**Set task**
From the entries below, gather each line containing the word "type".

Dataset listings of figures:
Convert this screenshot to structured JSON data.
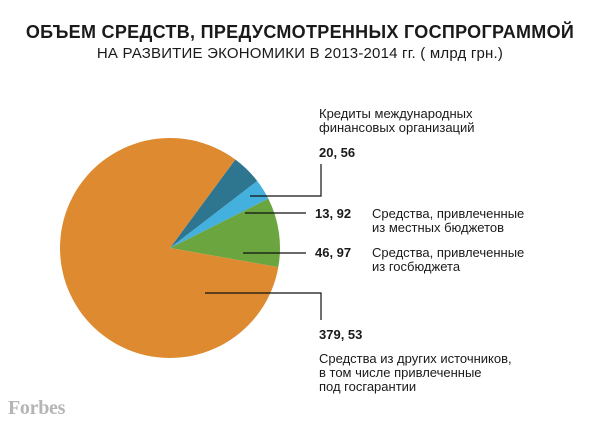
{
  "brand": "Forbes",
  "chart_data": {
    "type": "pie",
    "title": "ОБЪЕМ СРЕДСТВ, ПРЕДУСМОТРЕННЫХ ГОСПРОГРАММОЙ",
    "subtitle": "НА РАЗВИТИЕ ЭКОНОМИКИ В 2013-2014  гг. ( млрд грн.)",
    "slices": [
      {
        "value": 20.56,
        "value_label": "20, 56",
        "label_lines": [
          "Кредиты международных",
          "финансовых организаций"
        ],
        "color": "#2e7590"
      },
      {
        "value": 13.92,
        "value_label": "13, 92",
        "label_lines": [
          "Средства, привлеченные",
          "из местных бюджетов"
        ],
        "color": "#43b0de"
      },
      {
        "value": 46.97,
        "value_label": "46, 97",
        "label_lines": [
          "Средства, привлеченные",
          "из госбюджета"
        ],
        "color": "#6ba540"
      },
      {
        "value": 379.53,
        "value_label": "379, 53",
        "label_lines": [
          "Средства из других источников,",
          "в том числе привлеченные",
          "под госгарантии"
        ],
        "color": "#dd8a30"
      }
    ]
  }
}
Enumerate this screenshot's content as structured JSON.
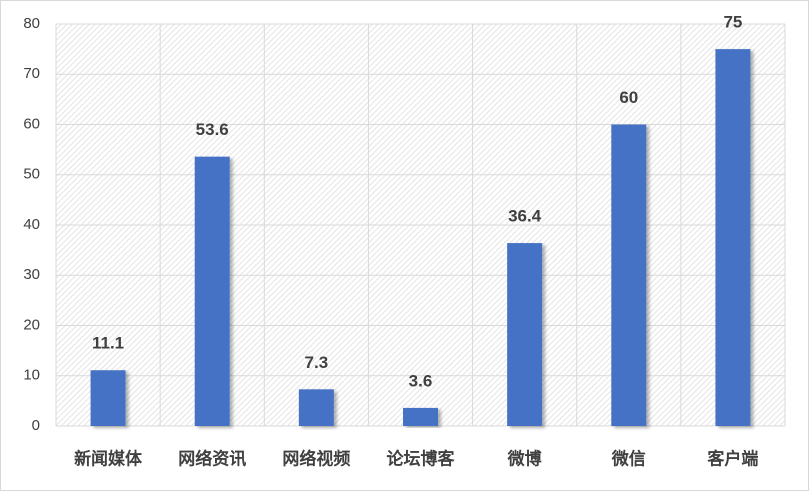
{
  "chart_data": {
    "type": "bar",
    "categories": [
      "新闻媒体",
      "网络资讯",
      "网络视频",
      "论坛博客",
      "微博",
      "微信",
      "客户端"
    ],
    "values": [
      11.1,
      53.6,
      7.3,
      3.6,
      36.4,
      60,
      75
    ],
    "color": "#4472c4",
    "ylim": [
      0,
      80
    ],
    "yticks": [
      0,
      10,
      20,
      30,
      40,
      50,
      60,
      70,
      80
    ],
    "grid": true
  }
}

--

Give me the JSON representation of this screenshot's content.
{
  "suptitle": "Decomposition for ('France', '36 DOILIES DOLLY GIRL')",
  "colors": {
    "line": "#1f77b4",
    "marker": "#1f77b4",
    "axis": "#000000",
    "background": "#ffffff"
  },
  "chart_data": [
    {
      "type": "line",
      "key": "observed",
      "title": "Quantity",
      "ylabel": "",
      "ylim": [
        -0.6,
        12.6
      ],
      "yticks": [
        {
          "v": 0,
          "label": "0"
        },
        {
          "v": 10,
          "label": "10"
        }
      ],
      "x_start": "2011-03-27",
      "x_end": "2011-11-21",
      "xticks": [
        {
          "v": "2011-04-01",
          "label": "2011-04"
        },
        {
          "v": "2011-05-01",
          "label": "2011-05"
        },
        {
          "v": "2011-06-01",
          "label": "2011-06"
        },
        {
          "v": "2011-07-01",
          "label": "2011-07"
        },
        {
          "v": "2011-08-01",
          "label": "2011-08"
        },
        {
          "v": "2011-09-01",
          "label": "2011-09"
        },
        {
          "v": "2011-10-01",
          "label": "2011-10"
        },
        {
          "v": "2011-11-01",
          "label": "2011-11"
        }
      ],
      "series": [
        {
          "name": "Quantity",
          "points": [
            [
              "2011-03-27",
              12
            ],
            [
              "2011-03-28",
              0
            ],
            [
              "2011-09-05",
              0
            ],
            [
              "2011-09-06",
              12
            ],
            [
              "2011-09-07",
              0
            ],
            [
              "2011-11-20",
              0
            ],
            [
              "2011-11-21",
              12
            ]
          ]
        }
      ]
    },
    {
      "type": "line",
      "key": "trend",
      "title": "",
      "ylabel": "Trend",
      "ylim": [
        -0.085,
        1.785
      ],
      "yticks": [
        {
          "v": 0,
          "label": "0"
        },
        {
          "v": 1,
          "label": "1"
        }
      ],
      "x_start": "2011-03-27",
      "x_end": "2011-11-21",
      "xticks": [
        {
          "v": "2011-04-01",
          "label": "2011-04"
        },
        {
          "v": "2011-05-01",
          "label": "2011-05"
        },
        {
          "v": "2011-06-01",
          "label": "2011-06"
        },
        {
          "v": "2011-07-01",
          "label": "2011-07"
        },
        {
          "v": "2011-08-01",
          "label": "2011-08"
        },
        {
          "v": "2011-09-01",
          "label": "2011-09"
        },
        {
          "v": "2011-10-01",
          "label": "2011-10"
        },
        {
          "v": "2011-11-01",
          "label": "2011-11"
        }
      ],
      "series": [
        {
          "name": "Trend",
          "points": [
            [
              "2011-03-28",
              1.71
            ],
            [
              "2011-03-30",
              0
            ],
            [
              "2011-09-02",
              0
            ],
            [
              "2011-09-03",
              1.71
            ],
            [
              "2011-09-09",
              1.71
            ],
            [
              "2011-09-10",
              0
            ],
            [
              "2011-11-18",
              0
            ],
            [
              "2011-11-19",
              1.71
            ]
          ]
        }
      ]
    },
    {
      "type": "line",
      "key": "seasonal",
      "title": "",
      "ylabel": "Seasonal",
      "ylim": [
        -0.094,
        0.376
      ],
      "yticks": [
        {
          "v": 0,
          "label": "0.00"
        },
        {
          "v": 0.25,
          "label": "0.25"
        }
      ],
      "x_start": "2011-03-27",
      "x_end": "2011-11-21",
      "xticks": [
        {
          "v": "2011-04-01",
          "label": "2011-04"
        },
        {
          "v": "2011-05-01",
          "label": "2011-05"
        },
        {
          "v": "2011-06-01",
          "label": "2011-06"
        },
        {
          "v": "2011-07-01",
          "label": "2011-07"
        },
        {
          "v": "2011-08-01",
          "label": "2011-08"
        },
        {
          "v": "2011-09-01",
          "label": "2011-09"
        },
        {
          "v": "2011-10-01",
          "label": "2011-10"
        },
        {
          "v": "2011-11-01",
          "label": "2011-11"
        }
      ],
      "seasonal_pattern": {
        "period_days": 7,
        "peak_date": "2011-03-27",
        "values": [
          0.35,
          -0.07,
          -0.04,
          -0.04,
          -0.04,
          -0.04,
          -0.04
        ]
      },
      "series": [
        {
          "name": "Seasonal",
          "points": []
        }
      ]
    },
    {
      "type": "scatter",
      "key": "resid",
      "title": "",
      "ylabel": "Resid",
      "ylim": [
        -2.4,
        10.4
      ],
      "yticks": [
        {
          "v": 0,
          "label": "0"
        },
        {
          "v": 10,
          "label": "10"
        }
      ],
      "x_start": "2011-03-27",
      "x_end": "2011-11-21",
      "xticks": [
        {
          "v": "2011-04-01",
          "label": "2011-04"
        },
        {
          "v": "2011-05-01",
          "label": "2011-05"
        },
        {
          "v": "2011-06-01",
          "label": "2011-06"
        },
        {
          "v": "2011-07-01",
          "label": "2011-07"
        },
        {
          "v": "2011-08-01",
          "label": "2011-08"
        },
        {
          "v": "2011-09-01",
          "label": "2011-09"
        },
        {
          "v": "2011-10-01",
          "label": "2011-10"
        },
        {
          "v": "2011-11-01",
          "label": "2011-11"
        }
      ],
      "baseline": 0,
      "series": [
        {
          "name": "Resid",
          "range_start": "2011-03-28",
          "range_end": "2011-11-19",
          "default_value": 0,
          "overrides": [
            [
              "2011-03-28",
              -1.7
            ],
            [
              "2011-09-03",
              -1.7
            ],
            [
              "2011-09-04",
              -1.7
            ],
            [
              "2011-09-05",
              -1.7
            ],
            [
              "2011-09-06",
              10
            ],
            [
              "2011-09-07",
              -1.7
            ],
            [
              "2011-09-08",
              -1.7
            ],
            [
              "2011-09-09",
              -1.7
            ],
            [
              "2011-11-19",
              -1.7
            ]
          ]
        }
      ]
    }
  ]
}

==

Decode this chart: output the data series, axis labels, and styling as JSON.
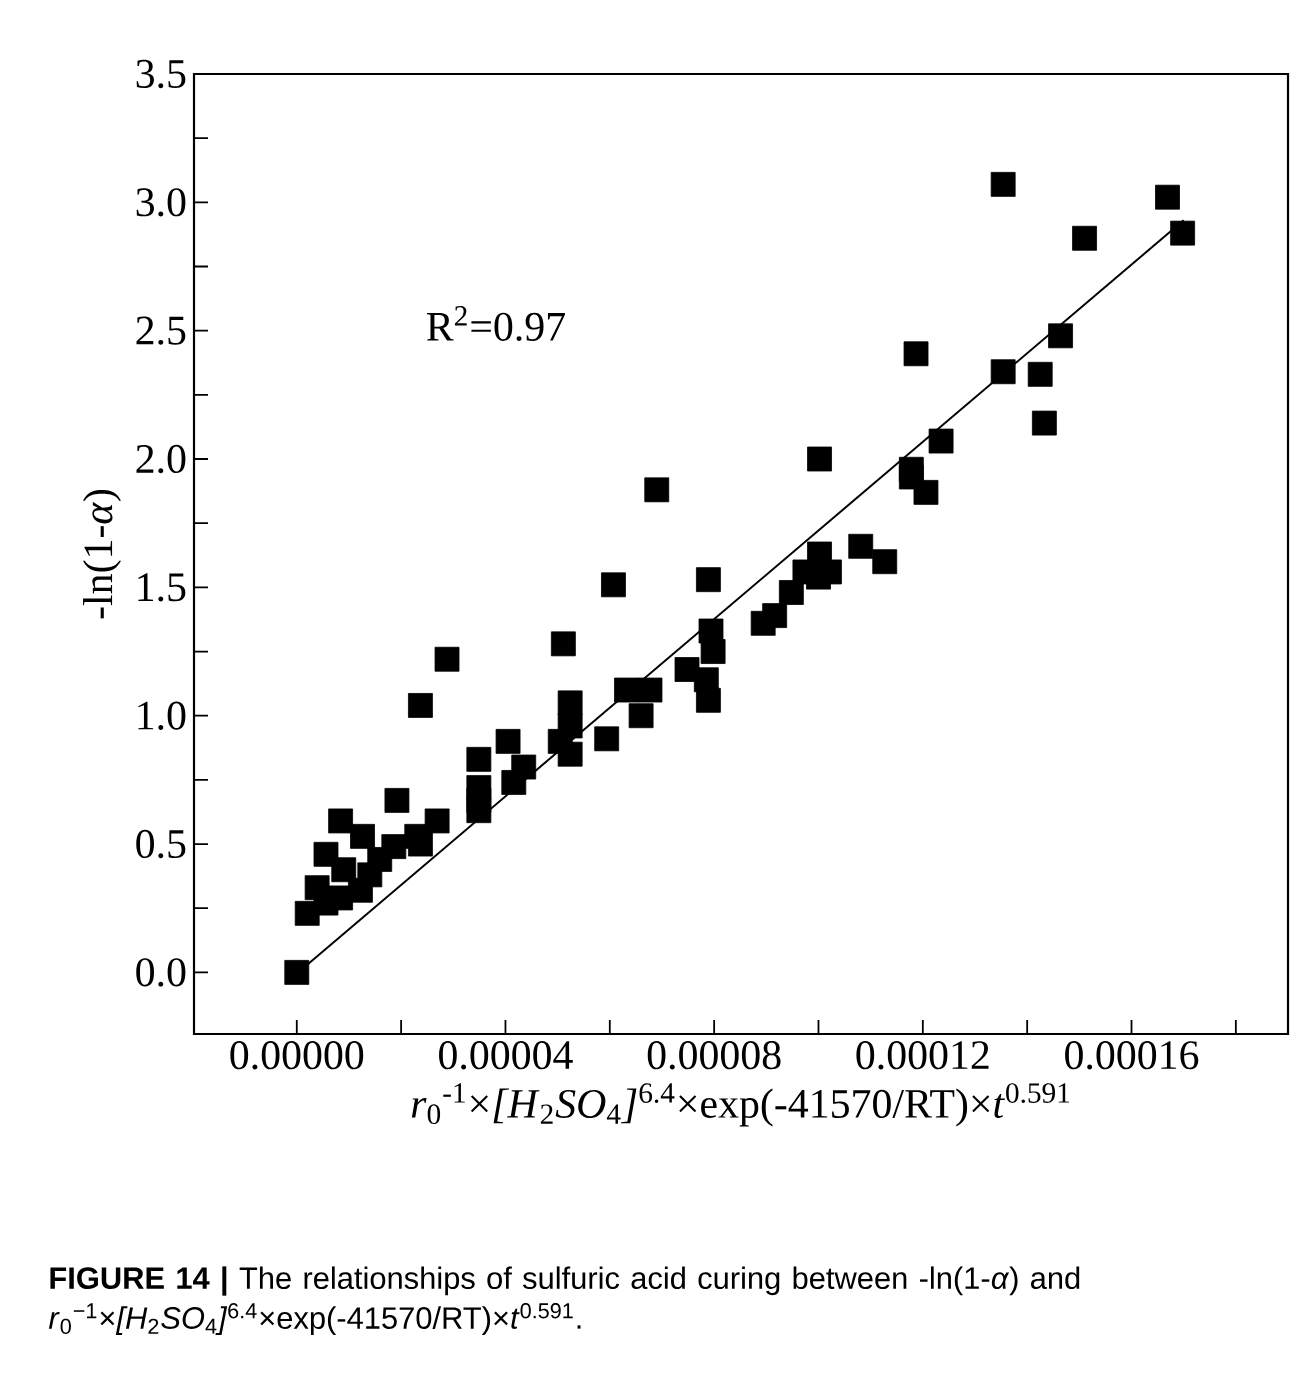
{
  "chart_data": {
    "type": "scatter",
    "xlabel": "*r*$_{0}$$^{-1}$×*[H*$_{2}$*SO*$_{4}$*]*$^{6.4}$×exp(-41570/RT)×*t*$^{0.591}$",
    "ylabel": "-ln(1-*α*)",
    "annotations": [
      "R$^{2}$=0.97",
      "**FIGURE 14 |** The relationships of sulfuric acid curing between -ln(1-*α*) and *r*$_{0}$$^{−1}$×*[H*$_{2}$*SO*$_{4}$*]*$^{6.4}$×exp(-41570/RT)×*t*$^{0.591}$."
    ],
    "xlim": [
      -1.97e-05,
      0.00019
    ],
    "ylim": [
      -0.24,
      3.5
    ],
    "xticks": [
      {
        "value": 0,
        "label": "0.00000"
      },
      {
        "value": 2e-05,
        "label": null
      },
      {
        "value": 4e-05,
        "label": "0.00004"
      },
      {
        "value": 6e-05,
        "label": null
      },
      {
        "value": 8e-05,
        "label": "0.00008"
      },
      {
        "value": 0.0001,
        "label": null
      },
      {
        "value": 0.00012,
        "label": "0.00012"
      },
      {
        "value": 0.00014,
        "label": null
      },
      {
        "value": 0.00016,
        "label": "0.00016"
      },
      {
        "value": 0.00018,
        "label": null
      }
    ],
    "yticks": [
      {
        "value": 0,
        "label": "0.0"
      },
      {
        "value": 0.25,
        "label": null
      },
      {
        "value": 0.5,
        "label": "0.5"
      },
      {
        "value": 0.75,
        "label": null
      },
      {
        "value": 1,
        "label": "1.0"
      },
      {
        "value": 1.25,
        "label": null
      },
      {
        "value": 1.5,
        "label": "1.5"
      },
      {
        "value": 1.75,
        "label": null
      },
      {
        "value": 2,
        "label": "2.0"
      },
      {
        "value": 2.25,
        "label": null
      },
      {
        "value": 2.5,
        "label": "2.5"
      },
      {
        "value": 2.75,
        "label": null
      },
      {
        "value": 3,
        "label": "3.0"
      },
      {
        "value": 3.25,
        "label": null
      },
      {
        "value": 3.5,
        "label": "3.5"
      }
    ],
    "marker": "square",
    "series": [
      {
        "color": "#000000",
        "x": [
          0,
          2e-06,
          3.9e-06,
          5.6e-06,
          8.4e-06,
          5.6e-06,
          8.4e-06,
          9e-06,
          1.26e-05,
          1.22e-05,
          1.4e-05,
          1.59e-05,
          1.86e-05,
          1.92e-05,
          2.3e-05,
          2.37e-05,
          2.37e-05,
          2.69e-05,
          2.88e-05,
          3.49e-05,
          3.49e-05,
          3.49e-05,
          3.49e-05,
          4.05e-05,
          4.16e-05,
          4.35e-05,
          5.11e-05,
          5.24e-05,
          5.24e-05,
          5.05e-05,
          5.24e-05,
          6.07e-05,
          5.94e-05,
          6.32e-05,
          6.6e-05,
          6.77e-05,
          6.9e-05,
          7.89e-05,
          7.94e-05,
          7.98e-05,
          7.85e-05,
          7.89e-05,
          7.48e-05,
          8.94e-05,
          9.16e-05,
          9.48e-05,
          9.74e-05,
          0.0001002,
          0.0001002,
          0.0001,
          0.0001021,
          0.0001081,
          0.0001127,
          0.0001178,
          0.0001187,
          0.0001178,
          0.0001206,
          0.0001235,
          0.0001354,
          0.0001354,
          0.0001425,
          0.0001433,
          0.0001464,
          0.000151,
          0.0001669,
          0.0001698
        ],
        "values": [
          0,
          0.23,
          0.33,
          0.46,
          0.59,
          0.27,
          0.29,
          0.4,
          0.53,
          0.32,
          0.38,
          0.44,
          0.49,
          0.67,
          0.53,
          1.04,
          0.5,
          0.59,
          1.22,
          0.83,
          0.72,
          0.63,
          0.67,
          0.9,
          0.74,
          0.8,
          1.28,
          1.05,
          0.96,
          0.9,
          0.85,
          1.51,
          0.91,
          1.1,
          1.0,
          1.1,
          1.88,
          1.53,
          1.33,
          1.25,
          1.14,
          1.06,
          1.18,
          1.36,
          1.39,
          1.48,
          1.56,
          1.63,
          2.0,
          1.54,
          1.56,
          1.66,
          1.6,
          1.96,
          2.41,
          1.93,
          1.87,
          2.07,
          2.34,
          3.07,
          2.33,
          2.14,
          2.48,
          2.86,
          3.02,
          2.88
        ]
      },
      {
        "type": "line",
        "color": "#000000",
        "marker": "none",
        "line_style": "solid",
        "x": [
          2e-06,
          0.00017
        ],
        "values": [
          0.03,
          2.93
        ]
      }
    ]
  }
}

**Expected output**
    "type": "pie",
    "type": "bar",
      "type": "line",
      "type": "line",
      "type": "line",
      "type": "scatter",
    "type": "scatter",
        "type": "line",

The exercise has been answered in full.